### [WHAT YOU SHOULD DO]
Locate the string "Output" in the records below. Copy every line where it occurs.

### [SUPPLIED RECORDS]
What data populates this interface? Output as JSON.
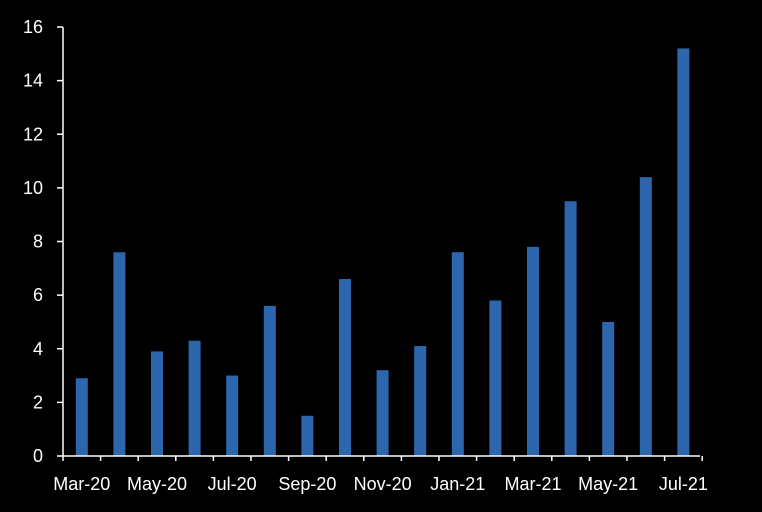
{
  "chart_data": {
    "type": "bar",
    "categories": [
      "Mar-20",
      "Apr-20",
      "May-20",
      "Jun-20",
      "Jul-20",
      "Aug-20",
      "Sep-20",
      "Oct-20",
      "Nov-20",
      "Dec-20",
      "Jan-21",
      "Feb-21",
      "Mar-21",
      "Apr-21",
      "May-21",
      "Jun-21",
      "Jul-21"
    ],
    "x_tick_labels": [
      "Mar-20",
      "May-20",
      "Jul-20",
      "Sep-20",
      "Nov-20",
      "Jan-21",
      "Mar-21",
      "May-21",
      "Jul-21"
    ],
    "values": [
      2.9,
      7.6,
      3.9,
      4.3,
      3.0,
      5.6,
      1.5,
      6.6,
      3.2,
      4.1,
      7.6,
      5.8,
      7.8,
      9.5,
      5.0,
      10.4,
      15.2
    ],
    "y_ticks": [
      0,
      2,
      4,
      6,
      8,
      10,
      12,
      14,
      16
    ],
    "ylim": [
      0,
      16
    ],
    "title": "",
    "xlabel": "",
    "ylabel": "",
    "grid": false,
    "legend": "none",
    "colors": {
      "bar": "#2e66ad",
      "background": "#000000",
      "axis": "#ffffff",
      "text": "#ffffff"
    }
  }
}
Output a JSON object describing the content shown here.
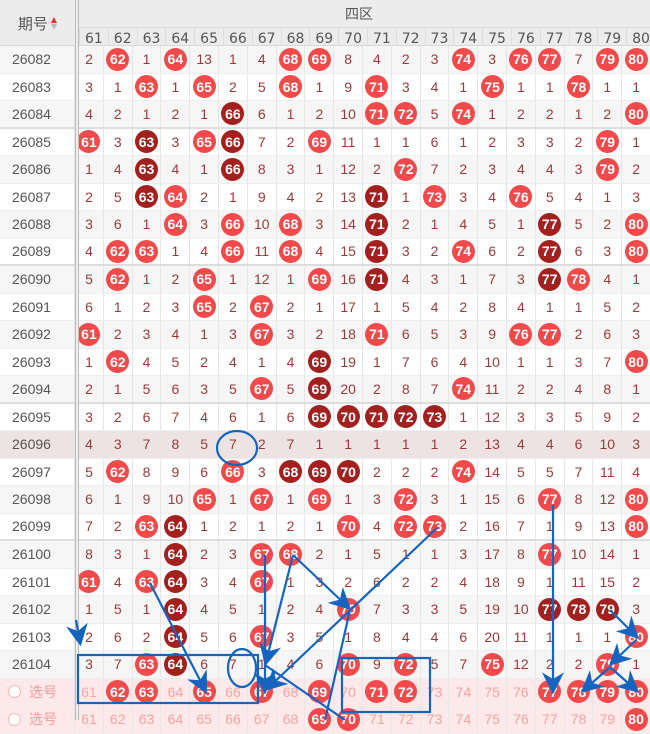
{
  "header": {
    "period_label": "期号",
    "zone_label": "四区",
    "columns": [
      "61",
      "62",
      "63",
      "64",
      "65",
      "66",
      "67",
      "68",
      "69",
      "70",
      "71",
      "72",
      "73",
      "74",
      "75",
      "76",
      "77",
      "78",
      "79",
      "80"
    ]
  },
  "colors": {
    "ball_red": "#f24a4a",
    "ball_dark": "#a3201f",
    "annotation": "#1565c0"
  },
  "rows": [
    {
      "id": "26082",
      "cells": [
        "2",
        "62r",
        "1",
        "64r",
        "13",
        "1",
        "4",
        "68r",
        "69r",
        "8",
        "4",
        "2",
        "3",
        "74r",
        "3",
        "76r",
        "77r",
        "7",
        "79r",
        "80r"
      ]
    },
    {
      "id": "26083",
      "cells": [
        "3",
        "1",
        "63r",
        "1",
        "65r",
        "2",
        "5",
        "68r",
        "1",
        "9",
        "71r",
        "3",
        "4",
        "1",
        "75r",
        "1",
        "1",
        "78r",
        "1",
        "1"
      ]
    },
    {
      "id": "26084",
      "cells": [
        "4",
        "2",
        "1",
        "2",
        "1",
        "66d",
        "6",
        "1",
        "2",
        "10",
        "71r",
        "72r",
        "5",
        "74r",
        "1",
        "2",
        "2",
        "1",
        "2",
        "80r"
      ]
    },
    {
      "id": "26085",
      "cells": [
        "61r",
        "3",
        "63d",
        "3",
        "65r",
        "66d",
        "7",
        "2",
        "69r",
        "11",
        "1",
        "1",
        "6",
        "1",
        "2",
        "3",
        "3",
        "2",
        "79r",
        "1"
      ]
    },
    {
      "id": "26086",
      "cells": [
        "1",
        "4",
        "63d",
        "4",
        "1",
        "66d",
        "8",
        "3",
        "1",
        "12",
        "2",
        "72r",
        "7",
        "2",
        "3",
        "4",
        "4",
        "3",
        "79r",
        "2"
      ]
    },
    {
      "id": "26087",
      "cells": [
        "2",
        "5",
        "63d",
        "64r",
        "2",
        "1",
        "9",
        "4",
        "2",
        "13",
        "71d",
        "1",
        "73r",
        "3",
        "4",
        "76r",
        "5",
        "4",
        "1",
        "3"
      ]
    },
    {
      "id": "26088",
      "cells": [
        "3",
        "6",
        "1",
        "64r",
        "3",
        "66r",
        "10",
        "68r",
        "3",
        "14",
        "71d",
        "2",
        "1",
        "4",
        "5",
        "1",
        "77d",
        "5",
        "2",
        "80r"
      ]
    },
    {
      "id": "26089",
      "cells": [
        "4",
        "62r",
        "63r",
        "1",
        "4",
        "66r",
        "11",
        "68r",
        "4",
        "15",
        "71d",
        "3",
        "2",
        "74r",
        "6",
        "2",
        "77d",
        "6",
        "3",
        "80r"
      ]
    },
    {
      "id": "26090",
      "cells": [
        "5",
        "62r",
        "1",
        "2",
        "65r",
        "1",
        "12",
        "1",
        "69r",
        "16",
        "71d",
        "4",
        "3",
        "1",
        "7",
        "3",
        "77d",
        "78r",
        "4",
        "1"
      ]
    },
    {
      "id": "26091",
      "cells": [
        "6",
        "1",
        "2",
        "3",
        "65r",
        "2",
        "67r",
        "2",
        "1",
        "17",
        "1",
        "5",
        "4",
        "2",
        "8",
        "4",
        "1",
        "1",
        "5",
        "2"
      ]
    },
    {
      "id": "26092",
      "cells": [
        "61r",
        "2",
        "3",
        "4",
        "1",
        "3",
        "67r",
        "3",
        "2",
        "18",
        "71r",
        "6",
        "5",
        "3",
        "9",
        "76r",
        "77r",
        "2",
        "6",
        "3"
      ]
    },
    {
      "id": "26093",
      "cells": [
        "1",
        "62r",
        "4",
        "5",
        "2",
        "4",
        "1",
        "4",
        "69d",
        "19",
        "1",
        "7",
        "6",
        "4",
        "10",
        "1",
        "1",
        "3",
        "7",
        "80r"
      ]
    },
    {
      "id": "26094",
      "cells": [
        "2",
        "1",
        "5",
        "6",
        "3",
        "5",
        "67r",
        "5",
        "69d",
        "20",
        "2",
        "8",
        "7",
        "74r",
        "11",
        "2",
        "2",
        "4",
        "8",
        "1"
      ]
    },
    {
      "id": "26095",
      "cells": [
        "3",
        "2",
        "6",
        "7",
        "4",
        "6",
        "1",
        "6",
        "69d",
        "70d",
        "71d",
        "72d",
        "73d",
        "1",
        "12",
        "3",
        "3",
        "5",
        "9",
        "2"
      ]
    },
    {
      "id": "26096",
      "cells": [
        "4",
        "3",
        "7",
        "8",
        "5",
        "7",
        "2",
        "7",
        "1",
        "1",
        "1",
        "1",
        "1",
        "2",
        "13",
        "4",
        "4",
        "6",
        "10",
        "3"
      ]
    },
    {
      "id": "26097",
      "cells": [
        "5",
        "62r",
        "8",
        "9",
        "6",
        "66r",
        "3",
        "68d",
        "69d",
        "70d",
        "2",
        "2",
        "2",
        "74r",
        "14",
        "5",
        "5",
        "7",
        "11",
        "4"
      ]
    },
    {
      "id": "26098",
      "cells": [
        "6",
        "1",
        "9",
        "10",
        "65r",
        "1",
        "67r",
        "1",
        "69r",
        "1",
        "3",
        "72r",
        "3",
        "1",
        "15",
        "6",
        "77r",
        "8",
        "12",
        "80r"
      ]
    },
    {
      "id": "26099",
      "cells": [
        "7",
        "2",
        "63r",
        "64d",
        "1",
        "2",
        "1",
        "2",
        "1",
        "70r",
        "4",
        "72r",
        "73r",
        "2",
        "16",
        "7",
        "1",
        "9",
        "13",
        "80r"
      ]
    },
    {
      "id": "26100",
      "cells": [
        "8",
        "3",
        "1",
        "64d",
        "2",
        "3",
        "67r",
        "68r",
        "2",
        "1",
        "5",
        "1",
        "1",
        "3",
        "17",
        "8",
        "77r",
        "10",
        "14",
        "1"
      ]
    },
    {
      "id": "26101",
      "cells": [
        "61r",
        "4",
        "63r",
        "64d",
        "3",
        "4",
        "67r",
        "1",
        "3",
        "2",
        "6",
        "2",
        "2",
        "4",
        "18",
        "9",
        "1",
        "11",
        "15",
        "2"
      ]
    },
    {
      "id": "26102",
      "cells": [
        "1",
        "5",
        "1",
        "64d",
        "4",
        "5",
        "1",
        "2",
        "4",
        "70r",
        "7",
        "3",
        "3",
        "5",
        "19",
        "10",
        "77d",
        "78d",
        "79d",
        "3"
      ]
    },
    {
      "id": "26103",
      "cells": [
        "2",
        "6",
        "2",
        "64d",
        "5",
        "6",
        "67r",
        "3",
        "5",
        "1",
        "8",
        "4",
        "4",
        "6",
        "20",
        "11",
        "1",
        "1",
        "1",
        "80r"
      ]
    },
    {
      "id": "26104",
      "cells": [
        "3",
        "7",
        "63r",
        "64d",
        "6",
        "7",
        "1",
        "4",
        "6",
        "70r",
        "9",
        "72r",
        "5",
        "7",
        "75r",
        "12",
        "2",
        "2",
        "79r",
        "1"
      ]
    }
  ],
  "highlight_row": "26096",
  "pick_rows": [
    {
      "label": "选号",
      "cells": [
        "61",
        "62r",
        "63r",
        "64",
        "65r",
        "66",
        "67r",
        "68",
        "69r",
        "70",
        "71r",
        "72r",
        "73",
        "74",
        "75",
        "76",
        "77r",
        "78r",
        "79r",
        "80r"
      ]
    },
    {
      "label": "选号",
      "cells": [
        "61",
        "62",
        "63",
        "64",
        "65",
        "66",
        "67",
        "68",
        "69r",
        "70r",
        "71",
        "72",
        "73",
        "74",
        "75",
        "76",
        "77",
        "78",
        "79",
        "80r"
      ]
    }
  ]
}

==

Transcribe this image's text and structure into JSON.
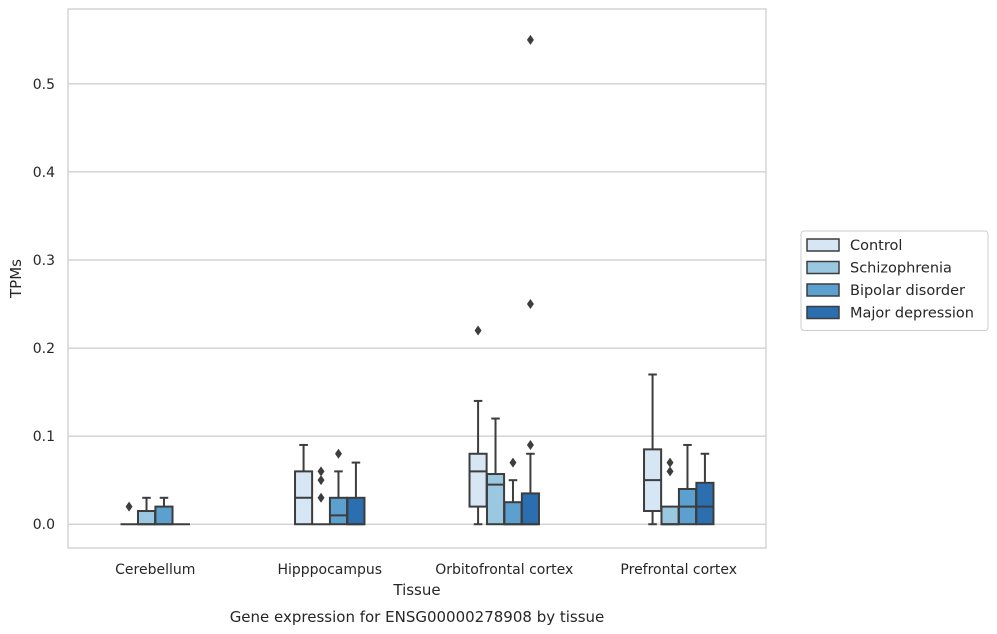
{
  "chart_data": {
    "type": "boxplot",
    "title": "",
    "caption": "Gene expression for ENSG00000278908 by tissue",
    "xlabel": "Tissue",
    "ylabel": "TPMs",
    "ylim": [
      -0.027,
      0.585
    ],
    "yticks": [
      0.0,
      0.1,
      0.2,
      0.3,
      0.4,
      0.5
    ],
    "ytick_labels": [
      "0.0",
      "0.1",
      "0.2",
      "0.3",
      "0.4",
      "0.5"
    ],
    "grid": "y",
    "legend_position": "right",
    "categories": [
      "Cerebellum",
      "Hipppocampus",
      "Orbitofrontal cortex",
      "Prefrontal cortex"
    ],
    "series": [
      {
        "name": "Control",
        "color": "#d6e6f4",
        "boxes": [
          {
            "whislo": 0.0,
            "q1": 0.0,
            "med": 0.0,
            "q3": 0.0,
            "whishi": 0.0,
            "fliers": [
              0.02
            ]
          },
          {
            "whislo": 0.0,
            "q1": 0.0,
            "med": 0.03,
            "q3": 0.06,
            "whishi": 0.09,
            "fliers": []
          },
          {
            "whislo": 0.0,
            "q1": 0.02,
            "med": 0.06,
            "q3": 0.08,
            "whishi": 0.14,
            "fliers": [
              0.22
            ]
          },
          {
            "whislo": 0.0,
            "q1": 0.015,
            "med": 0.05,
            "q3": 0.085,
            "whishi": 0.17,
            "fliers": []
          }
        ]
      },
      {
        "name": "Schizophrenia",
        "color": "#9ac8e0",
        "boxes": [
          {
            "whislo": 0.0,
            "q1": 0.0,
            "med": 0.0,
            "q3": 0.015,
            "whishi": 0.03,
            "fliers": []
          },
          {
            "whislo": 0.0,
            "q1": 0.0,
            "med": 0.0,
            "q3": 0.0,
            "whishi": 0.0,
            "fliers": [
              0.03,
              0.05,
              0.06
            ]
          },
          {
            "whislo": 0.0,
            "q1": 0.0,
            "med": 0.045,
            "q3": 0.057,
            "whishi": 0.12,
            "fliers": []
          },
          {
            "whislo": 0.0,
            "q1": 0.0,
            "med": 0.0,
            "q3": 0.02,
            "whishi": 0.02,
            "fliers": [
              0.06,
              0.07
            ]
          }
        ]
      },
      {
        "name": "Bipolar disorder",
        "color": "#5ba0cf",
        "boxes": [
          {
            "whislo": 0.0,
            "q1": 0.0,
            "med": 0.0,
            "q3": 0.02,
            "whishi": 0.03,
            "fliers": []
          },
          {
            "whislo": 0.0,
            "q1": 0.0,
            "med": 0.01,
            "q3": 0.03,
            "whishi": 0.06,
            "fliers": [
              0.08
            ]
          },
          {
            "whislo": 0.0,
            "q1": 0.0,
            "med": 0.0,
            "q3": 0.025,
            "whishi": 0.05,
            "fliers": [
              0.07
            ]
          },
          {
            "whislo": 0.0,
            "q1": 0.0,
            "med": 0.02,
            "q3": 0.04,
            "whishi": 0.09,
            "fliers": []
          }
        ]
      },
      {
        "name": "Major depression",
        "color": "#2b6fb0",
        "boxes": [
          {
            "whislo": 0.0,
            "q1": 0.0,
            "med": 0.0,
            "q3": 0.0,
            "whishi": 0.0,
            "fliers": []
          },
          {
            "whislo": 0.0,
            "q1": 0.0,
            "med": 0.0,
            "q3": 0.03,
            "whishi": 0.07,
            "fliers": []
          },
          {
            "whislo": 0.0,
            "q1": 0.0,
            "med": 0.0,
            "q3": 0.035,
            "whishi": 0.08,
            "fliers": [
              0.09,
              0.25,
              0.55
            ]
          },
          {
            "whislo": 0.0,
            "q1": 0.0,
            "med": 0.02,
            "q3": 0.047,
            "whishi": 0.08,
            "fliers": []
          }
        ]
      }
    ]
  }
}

### [WRITTEN RESPONSE]
What data populates this interface? Output as JSON.
Output a JSON object describing the content shown here.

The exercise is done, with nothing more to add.